Records excerpted from a collection:
----------

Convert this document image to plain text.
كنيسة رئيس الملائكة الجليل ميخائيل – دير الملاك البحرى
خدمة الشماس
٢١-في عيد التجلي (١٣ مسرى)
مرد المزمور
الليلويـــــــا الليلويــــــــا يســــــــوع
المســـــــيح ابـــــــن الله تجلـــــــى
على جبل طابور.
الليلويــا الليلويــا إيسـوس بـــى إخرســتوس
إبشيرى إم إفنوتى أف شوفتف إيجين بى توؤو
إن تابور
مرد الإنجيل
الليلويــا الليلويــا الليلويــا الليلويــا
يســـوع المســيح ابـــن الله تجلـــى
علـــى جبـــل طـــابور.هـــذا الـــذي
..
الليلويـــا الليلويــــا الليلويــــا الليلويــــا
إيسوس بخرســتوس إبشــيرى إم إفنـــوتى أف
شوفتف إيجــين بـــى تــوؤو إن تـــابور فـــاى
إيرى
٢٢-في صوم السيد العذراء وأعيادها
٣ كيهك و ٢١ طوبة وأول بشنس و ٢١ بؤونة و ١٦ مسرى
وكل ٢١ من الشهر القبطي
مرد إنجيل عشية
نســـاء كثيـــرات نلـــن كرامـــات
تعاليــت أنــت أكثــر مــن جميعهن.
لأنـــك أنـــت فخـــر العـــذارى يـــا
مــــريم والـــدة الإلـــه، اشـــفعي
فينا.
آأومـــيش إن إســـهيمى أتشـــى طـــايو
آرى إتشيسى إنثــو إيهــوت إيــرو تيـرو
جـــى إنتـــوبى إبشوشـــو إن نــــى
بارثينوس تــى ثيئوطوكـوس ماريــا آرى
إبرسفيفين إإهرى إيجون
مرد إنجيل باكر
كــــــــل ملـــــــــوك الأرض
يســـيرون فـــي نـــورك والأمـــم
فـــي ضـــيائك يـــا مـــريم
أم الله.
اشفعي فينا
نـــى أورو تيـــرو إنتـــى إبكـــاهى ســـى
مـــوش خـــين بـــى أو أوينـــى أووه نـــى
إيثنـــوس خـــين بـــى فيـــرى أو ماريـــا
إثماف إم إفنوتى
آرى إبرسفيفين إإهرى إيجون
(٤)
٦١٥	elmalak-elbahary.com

----------

Task details: Show the lines of the data that hold the word "إبرسفيفين".

Finished exercise:
إبرسفيفين إإهرى إيجون
آرى إبرسفيفين إإهرى إيجون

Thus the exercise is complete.